Stored data entries:
******************************

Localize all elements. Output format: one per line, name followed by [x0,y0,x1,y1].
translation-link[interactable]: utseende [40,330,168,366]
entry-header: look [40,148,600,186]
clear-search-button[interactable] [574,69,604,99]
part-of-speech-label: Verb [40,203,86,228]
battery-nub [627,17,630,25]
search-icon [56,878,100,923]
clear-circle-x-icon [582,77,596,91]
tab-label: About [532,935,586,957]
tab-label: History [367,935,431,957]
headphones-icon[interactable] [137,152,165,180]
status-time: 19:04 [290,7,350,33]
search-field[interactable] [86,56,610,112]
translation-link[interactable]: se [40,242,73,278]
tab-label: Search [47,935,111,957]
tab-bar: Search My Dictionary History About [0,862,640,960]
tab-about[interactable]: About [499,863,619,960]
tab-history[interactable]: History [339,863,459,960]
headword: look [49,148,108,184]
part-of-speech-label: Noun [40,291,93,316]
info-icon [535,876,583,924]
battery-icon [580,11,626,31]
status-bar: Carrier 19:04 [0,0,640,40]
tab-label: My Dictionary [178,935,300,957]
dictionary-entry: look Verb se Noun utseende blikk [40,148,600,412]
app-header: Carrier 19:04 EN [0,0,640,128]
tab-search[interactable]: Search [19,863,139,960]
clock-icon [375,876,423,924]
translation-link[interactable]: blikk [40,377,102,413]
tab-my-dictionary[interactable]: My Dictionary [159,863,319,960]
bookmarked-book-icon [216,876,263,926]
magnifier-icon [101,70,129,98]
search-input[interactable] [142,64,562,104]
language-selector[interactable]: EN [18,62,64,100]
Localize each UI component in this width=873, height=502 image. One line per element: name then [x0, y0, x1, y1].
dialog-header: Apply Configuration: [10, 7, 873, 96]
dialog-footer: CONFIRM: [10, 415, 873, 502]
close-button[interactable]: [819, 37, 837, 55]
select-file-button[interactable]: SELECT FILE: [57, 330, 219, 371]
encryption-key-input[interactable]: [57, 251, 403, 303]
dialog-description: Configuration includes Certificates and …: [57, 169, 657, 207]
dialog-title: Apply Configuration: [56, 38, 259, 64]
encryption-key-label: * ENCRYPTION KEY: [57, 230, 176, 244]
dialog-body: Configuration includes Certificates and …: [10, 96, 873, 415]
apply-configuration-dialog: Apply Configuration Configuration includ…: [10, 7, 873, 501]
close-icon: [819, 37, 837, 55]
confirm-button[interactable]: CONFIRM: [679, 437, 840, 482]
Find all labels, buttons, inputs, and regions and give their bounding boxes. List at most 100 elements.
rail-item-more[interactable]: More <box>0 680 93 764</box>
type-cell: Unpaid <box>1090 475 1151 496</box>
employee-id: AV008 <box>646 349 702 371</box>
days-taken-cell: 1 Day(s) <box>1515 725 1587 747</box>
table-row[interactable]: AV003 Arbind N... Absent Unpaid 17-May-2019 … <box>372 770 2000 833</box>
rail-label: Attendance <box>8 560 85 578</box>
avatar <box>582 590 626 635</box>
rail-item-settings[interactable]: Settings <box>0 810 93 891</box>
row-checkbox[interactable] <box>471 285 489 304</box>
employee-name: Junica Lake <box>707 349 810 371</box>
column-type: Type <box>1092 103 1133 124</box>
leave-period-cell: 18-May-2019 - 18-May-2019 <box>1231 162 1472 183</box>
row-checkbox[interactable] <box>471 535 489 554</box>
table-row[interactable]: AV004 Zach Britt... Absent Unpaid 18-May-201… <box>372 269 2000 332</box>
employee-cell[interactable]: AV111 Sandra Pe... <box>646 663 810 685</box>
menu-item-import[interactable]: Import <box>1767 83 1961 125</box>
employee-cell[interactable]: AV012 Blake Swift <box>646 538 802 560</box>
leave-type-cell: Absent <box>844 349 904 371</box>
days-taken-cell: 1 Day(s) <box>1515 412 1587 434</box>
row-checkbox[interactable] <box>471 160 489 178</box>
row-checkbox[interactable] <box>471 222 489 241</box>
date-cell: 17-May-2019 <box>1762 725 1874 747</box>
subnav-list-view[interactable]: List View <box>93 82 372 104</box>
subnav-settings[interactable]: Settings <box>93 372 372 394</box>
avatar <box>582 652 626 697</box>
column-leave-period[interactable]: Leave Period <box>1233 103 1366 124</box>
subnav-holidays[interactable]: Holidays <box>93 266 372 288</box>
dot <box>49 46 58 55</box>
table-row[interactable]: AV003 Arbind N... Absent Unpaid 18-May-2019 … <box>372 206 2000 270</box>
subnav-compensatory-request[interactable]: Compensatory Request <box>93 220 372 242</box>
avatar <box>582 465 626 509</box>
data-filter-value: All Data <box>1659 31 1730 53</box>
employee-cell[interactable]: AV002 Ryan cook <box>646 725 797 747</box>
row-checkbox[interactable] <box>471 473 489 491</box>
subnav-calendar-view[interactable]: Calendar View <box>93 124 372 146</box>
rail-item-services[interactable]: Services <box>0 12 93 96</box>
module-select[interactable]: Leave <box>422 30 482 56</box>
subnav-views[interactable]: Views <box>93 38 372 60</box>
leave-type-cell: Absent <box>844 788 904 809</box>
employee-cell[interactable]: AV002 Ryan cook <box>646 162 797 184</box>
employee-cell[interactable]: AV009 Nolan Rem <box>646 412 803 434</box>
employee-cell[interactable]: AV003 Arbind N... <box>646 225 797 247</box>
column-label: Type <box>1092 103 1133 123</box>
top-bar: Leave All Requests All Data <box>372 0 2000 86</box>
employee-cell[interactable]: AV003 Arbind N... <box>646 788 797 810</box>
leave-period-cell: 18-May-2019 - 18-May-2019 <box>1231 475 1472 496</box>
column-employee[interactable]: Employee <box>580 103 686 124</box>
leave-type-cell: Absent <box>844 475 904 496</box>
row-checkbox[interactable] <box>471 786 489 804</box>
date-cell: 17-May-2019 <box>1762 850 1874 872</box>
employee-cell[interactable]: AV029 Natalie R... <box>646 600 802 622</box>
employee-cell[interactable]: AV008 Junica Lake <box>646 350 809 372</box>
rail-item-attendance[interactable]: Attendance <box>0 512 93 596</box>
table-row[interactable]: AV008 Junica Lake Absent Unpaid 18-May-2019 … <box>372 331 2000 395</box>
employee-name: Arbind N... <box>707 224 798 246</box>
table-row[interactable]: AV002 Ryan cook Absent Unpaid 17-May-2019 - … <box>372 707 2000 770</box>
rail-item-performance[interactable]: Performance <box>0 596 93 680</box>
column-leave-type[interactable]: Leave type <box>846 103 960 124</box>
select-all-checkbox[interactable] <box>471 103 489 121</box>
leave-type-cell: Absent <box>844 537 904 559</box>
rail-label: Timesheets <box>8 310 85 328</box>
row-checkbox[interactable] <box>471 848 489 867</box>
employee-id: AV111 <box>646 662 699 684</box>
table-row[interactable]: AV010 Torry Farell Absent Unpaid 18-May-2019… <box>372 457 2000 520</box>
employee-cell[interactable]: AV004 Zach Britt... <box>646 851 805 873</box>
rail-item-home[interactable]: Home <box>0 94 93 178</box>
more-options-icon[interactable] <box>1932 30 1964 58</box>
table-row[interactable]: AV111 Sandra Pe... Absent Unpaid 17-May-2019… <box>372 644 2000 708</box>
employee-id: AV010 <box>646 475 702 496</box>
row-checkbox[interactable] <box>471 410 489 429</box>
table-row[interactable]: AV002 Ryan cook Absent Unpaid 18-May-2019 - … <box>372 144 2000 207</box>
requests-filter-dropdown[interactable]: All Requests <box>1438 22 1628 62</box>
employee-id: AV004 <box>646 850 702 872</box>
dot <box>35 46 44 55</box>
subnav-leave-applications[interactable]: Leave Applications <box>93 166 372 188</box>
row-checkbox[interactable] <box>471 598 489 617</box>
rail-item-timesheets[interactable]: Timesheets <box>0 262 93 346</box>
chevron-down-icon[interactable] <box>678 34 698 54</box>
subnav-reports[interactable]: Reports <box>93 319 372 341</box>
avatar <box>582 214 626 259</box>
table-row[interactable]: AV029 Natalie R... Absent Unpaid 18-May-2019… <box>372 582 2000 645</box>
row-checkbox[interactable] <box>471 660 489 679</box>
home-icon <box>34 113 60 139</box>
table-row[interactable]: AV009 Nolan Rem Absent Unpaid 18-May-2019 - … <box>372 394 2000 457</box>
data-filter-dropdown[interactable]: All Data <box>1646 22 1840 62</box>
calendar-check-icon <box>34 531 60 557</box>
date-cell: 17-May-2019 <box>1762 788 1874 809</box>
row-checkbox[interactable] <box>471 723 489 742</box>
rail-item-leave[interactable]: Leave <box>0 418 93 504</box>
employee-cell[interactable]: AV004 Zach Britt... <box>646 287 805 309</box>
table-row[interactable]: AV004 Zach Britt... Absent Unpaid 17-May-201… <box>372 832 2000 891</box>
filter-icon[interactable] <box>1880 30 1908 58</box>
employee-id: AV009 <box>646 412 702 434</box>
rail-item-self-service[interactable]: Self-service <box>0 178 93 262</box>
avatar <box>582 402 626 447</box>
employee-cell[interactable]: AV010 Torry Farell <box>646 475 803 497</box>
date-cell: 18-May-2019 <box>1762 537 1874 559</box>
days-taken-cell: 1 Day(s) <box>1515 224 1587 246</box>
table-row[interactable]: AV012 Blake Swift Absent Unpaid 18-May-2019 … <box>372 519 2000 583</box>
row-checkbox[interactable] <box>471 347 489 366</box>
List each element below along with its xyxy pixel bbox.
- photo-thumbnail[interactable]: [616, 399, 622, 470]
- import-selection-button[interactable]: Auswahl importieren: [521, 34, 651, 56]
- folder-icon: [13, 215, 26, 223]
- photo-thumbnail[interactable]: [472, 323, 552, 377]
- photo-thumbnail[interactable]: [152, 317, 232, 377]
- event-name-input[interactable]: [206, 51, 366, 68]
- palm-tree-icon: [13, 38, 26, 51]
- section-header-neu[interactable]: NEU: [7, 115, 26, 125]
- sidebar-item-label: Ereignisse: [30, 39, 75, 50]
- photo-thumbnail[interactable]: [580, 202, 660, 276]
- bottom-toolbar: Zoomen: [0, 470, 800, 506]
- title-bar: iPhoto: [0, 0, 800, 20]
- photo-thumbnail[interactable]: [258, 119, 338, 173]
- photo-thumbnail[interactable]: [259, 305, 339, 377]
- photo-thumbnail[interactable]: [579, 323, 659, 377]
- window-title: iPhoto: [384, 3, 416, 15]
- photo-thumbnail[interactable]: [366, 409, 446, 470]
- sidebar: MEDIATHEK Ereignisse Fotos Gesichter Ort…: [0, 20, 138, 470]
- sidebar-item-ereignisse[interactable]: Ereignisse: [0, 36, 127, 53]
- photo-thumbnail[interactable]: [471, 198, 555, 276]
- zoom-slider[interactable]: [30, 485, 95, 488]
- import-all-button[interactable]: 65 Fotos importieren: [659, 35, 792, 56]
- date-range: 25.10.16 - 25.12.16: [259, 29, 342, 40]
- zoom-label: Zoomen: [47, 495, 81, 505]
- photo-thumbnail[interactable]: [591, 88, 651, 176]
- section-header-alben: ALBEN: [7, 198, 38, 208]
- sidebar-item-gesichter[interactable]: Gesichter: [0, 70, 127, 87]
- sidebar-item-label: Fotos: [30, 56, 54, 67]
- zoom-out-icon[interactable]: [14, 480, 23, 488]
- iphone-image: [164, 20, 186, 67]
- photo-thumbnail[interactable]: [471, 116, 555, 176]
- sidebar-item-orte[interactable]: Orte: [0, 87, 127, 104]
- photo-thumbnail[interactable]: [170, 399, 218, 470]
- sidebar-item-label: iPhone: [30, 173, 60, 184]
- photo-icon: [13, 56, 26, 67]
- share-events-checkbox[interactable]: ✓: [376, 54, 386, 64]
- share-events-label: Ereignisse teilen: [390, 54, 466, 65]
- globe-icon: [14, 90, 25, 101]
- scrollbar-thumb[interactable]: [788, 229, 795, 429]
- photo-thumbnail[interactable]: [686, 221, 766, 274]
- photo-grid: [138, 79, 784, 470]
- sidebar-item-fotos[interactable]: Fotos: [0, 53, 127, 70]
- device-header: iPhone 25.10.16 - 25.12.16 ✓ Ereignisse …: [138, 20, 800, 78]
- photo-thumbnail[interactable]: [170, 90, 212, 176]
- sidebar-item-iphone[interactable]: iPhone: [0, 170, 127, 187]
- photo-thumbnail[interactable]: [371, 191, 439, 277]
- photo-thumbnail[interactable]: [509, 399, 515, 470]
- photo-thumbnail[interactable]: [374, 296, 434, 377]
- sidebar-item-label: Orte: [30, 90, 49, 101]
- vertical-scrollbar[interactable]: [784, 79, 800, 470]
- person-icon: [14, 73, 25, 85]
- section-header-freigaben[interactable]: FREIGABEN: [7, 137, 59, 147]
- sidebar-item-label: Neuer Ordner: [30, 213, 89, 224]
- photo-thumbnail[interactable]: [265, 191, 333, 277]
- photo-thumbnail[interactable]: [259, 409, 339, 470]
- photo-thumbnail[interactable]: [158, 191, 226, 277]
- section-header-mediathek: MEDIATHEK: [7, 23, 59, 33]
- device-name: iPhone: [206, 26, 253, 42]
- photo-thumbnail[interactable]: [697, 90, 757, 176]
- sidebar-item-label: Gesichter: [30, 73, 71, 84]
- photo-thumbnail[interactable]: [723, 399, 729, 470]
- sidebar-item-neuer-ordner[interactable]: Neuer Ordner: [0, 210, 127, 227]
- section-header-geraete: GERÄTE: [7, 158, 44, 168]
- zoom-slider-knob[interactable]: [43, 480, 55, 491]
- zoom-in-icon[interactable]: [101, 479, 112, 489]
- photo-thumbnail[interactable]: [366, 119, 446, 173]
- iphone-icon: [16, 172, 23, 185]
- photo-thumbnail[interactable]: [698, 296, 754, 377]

******************************

* Short problem: Transcribe the listing above from its first line through the line containing "search-field[interactable] [86,56,610,112]", including both of those lines.

* Problem solution:
Localize all elements. Output format: one per line, name followed by [x0,y0,x1,y1].
translation-link[interactable]: utseende [40,330,168,366]
entry-header: look [40,148,600,186]
clear-search-button[interactable] [574,69,604,99]
part-of-speech-label: Verb [40,203,86,228]
battery-nub [627,17,630,25]
search-icon [56,878,100,923]
clear-circle-x-icon [582,77,596,91]
tab-label: About [532,935,586,957]
tab-label: History [367,935,431,957]
headphones-icon[interactable] [137,152,165,180]
status-time: 19:04 [290,7,350,33]
search-field[interactable] [86,56,610,112]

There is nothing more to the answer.